**Your objective**
Retype every entry word for word.

A run of records:
-- Begin --

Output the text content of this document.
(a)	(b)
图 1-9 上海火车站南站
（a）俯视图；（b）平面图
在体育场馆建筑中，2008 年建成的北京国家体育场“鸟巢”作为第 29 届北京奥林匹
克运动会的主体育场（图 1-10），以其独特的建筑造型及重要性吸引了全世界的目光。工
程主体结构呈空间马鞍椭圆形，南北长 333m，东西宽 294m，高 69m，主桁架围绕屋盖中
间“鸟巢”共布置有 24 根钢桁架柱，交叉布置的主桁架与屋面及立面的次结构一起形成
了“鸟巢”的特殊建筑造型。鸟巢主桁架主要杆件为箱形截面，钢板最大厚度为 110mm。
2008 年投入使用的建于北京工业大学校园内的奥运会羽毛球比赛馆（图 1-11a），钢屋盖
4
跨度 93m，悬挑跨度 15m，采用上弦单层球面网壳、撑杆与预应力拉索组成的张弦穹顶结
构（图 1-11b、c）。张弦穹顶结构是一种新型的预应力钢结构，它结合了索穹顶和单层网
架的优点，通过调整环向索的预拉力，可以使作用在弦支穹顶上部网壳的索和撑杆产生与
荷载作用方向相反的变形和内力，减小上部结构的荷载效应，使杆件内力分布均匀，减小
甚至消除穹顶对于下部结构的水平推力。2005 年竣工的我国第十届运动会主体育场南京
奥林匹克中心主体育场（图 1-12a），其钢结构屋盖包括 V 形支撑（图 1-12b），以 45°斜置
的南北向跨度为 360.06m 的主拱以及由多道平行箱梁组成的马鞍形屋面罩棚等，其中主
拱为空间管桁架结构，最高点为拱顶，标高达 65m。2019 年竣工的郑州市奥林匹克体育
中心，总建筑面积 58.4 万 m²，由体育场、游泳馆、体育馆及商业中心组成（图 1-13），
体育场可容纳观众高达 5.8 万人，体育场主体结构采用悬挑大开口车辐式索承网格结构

-- End --

**Solution for this problem**
Output the text content of this document.
(a)	(b)
图 1-9 上海火车站南站
（a）俯视图；（b）平面图
在体育场馆建筑中，2008 年建成的北京国家体育场“鸟巢”作为第 29 届北京奥林匹
克运动会的主体育场（图 1-10），以其独特的建筑造型及重要性吸引了全世界的目光。工
程主体结构呈空间马鞍椭圆形，南北长 333m，东西宽 294m，高 69m，主桁架围绕屋盖中
间“鸟巢”共布置有 24 根钢桁架柱，交叉布置的主桁架与屋面及立面的次结构一起形成
了“鸟巢”的特殊建筑造型。鸟巢主桁架主要杆件为箱形截面，钢板最大厚度为 110mm。
2008 年投入使用的建于北京工业大学校园内的奥运会羽毛球比赛馆（图 1-11a），钢屋盖
4
跨度 93m，悬挑跨度 15m，采用上弦单层球面网壳、撑杆与预应力拉索组成的张弦穹顶结
构（图 1-11b、c）。张弦穹顶结构是一种新型的预应力钢结构，它结合了索穹顶和单层网
架的优点，通过调整环向索的预拉力，可以使作用在弦支穹顶上部网壳的索和撑杆产生与
荷载作用方向相反的变形和内力，减小上部结构的荷载效应，使杆件内力分布均匀，减小
甚至消除穹顶对于下部结构的水平推力。2005 年竣工的我国第十届运动会主体育场南京
奥林匹克中心主体育场（图 1-12a），其钢结构屋盖包括 V 形支撑（图 1-12b），以 45°斜置
的南北向跨度为 360.06m 的主拱以及由多道平行箱梁组成的马鞍形屋面罩棚等，其中主
拱为空间管桁架结构，最高点为拱顶，标高达 65m。2019 年竣工的郑州市奥林匹克体育
中心，总建筑面积 58.4 万 m²，由体育场、游泳馆、体育馆及商业中心组成（图 1-13），
体育场可容纳观众高达 5.8 万人，体育场主体结构采用悬挑大开口车辐式索承网格结构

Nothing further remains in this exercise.